» **Task prompt**: Transcribe each line of the material as it is, and drop any picture.

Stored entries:
• • • • •
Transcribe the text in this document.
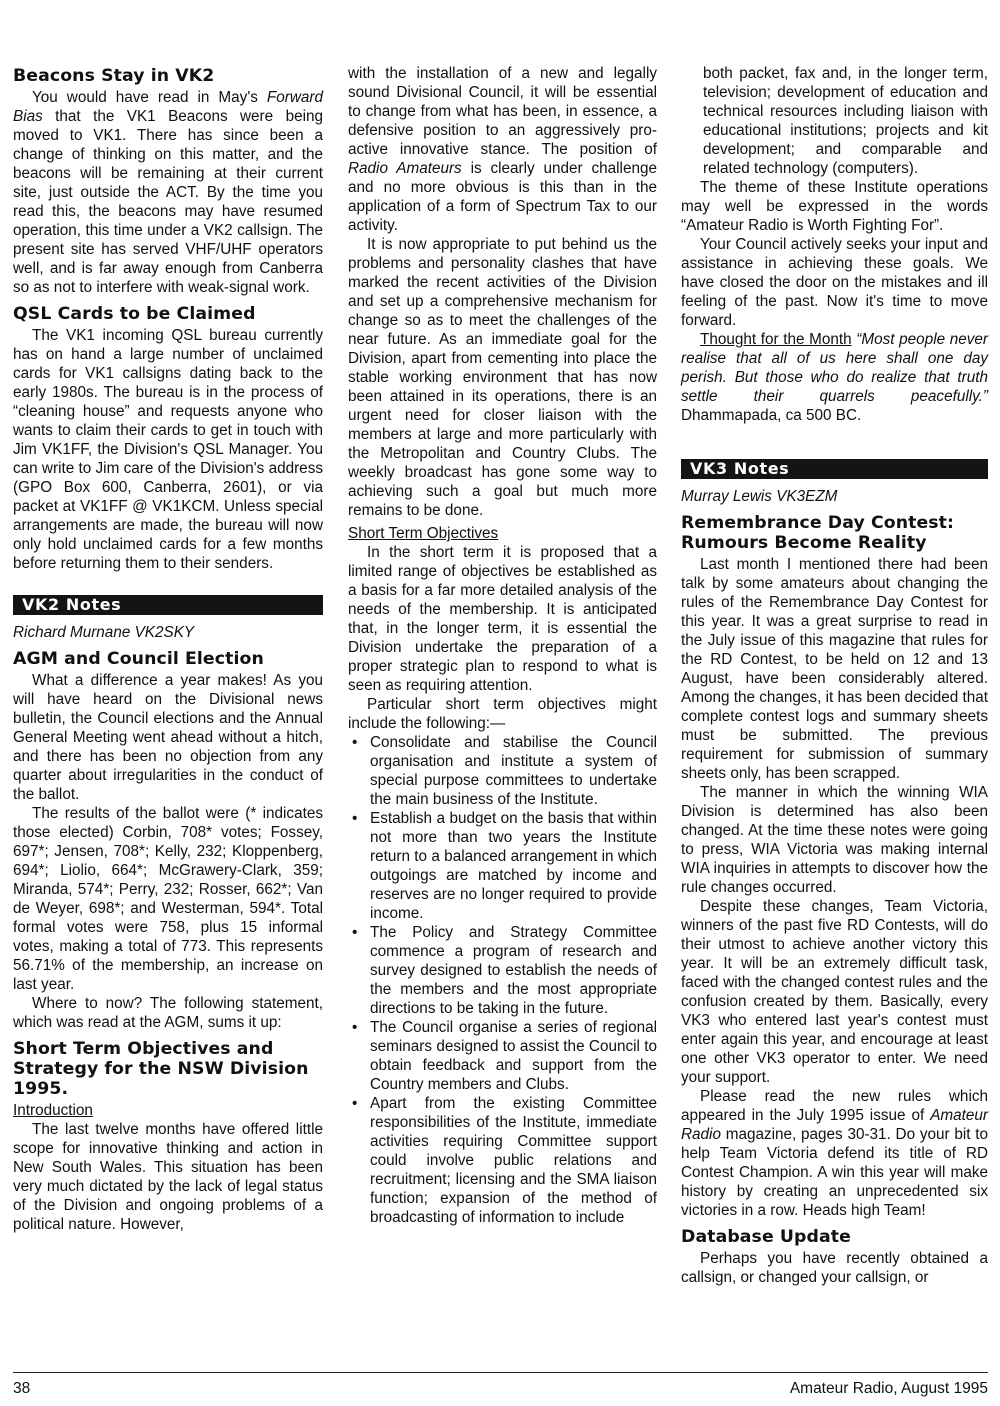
Beacons Stay in VK2

You would have read in May's Forward Bias that the VK1 Beacons were being moved to VK1. There has since been a change of thinking on this matter, and the beacons will be remaining at their current site, just outside the ACT. By the time you read this, the beacons may have resumed operation, this time under a VK2 callsign. The present site has served VHF/UHF operators well, and is far away enough from Canberra so as not to interfere with weak-signal work.

QSL Cards to be Claimed

The VK1 incoming QSL bureau currently has on hand a large number of unclaimed cards for VK1 callsigns dating back to the early 1980s. The bureau is in the process of “cleaning house” and requests anyone who wants to claim their cards to get in touch with Jim VK1FF, the Division's QSL Manager. You can write to Jim care of the Division's address (GPO Box 600, Canberra, 2601), or via packet at VK1FF @ VK1KCM. Unless special arrangements are made, the bureau will now only hold unclaimed cards for a few months before returning them to their senders.

VK2 Notes
Richard Murnane VK2SKY
AGM and Council Election

What a difference a year makes! As you will have heard on the Divisional news bulletin, the Council elections and the Annual General Meeting went ahead without a hitch, and there has been no objection from any quarter about irregularities in the conduct of the ballot.

The results of the ballot were (* indicates those elected) Corbin, 708* votes; Fossey, 697*; Jensen, 708*; Kelly, 232; Kloppenberg, 694*; Liolio, 664*; McGrawery-Clark, 359; Miranda, 574*; Perry, 232; Rosser, 662*; Van de Weyer, 698*; and Westerman, 594*. Total formal votes were 758, plus 15 informal votes, making a total of 773. This represents 56.71% of the membership, an increase on last year.

Where to now? The following statement, which was read at the AGM, sums it up:

Short Term Objectives and Strategy for the NSW Division 1995.
Introduction

The last twelve months have offered little scope for innovative thinking and action in New South Wales. This situation has been very much dictated by the lack of legal status of the Division and ongoing problems of a political nature. However,

with the installation of a new and legally sound Divisional Council, it will be essential to change from what has been, in essence, a defensive position to an aggressively pro-active innovative stance. The position of Radio Amateurs is clearly under challenge and no more obvious is this than in the application of a form of Spectrum Tax to our activity.

It is now appropriate to put behind us the problems and personality clashes that have marked the recent activities of the Division and set up a comprehensive mechanism for change so as to meet the challenges of the near future. As an immediate goal for the Division, apart from cementing into place the stable working environment that has now been attained in its operations, there is an urgent need for closer liaison with the members at large and more particularly with the Metropolitan and Country Clubs. The weekly broadcast has gone some way to achieving such a goal but much more remains to be done.

Short Term Objectives

In the short term it is proposed that a limited range of objectives be established as a basis for a far more detailed analysis of the needs of the membership. It is anticipated that, in the longer term, it is essential the Division undertake the preparation of a proper strategic plan to respond to what is seen as requiring attention.

Particular short term objectives might include the following:—

• Consolidate and stabilise the Council organisation and institute a system of special purpose committees to undertake the main business of the Institute.
• Establish a budget on the basis that within not more than two years the Institute return to a balanced arrangement in which outgoings are matched by income and reserves are no longer required to provide income.
• The Policy and Strategy Committee commence a program of research and survey designed to establish the needs of the members and the most appropriate directions to be taking in the future.
• The Council organise a series of regional seminars designed to assist the Council to obtain feedback and support from the Country members and Clubs.
• Apart from the existing Committee responsibilities of the Institute, immediate activities requiring Committee support could involve public relations and recruitment; licensing and the SMA liaison function; expansion of the method of broadcasting of information to include

both packet, fax and, in the longer term, television; development of education and technical resources including liaison with educational institutions; projects and kit development; and comparable and related technology (computers).

The theme of these Institute operations may well be expressed in the words “Amateur Radio is Worth Fighting For”.

Your Council actively seeks your input and assistance in achieving these goals. We have closed the door on the mistakes and ill feeling of the past. Now it's time to move forward.

Thought for the Month “Most people never realise that all of us here shall one day perish. But those who do realize that truth settle their quarrels peacefully.” Dhammapada, ca 500 BC.

VK3 Notes
Murray Lewis VK3EZM
Remembrance Day Contest: Rumours Become Reality

Last month I mentioned there had been talk by some amateurs about changing the rules of the Remembrance Day Contest for this year. It was a great surprise to read in the July issue of this magazine that rules for the RD Contest, to be held on 12 and 13 August, have been considerably altered. Among the changes, it has been decided that complete contest logs and summary sheets must be submitted. The previous requirement for submission of summary sheets only, has been scrapped.

The manner in which the winning WIA Division is determined has also been changed. At the time these notes were going to press, WIA Victoria was making internal WIA inquiries in attempts to discover how the rule changes occurred.

Despite these changes, Team Victoria, winners of the past five RD Contests, will do their utmost to achieve another victory this year. It will be an extremely difficult task, faced with the changed contest rules and the confusion created by them. Basically, every VK3 who entered last year's contest must enter again this year, and encourage at least one other VK3 operator to enter. We need your support.

Please read the new rules which appeared in the July 1995 issue of Amateur Radio magazine, pages 30-31. Do your bit to help Team Victoria defend its title of RD Contest Champion. A win this year will make history by creating an unprecedented six victories in a row. Heads high Team!

Database Update

Perhaps you have recently obtained a callsign, or changed your callsign, or

38	Amateur Radio, August 1995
• • • • •
» **Answer to this exercise**:
Transcribe the text in this document.
Beacons Stay in VK2

You would have read in May's Forward Bias that the VK1 Beacons were being moved to VK1. There has since been a change of thinking on this matter, and the beacons will be remaining at their current site, just outside the ACT. By the time you read this, the beacons may have resumed operation, this time under a VK2 callsign. The present site has served VHF/UHF operators well, and is far away enough from Canberra so as not to interfere with weak-signal work.

QSL Cards to be Claimed

The VK1 incoming QSL bureau currently has on hand a large number of unclaimed cards for VK1 callsigns dating back to the early 1980s. The bureau is in the process of “cleaning house” and requests anyone who wants to claim their cards to get in touch with Jim VK1FF, the Division's QSL Manager. You can write to Jim care of the Division's address (GPO Box 600, Canberra, 2601), or via packet at VK1FF @ VK1KCM. Unless special arrangements are made, the bureau will now only hold unclaimed cards for a few months before returning them to their senders.

VK2 Notes
Richard Murnane VK2SKY
AGM and Council Election

What a difference a year makes! As you will have heard on the Divisional news bulletin, the Council elections and the Annual General Meeting went ahead without a hitch, and there has been no objection from any quarter about irregularities in the conduct of the ballot.

The results of the ballot were (* indicates those elected) Corbin, 708* votes; Fossey, 697*; Jensen, 708*; Kelly, 232; Kloppenberg, 694*; Liolio, 664*; McGrawery-Clark, 359; Miranda, 574*; Perry, 232; Rosser, 662*; Van de Weyer, 698*; and Westerman, 594*. Total formal votes were 758, plus 15 informal votes, making a total of 773. This represents 56.71% of the membership, an increase on last year.

Where to now? The following statement, which was read at the AGM, sums it up:

Short Term Objectives and Strategy for the NSW Division 1995.
Introduction

The last twelve months have offered little scope for innovative thinking and action in New South Wales. This situation has been very much dictated by the lack of legal status of the Division and ongoing problems of a political nature. However,

with the installation of a new and legally sound Divisional Council, it will be essential to change from what has been, in essence, a defensive position to an aggressively pro-active innovative stance. The position of Radio Amateurs is clearly under challenge and no more obvious is this than in the application of a form of Spectrum Tax to our activity.

It is now appropriate to put behind us the problems and personality clashes that have marked the recent activities of the Division and set up a comprehensive mechanism for change so as to meet the challenges of the near future. As an immediate goal for the Division, apart from cementing into place the stable working environment that has now been attained in its operations, there is an urgent need for closer liaison with the members at large and more particularly with the Metropolitan and Country Clubs. The weekly broadcast has gone some way to achieving such a goal but much more remains to be done.

Short Term Objectives

In the short term it is proposed that a limited range of objectives be established as a basis for a far more detailed analysis of the needs of the membership. It is anticipated that, in the longer term, it is essential the Division undertake the preparation of a proper strategic plan to respond to what is seen as requiring attention.

Particular short term objectives might include the following:—

• Consolidate and stabilise the Council organisation and institute a system of special purpose committees to undertake the main business of the Institute.
• Establish a budget on the basis that within not more than two years the Institute return to a balanced arrangement in which outgoings are matched by income and reserves are no longer required to provide income.
• The Policy and Strategy Committee commence a program of research and survey designed to establish the needs of the members and the most appropriate directions to be taking in the future.
• The Council organise a series of regional seminars designed to assist the Council to obtain feedback and support from the Country members and Clubs.
• Apart from the existing Committee responsibilities of the Institute, immediate activities requiring Committee support could involve public relations and recruitment; licensing and the SMA liaison function; expansion of the method of broadcasting of information to include

both packet, fax and, in the longer term, television; development of education and technical resources including liaison with educational institutions; projects and kit development; and comparable and related technology (computers).

The theme of these Institute operations may well be expressed in the words “Amateur Radio is Worth Fighting For”.

Your Council actively seeks your input and assistance in achieving these goals. We have closed the door on the mistakes and ill feeling of the past. Now it's time to move forward.

Thought for the Month “Most people never realise that all of us here shall one day perish. But those who do realize that truth settle their quarrels peacefully.” Dhammapada, ca 500 BC.

VK3 Notes
Murray Lewis VK3EZM
Remembrance Day Contest: Rumours Become Reality

Last month I mentioned there had been talk by some amateurs about changing the rules of the Remembrance Day Contest for this year. It was a great surprise to read in the July issue of this magazine that rules for the RD Contest, to be held on 12 and 13 August, have been considerably altered. Among the changes, it has been decided that complete contest logs and summary sheets must be submitted. The previous requirement for submission of summary sheets only, has been scrapped.

The manner in which the winning WIA Division is determined has also been changed. At the time these notes were going to press, WIA Victoria was making internal WIA inquiries in attempts to discover how the rule changes occurred.

Despite these changes, Team Victoria, winners of the past five RD Contests, will do their utmost to achieve another victory this year. It will be an extremely difficult task, faced with the changed contest rules and the confusion created by them. Basically, every VK3 who entered last year's contest must enter again this year, and encourage at least one other VK3 operator to enter. We need your support.

Please read the new rules which appeared in the July 1995 issue of Amateur Radio magazine, pages 30-31. Do your bit to help Team Victoria defend its title of RD Contest Champion. A win this year will make history by creating an unprecedented six victories in a row. Heads high Team!

Database Update

Perhaps you have recently obtained a callsign, or changed your callsign, or

38	Amateur Radio, August 1995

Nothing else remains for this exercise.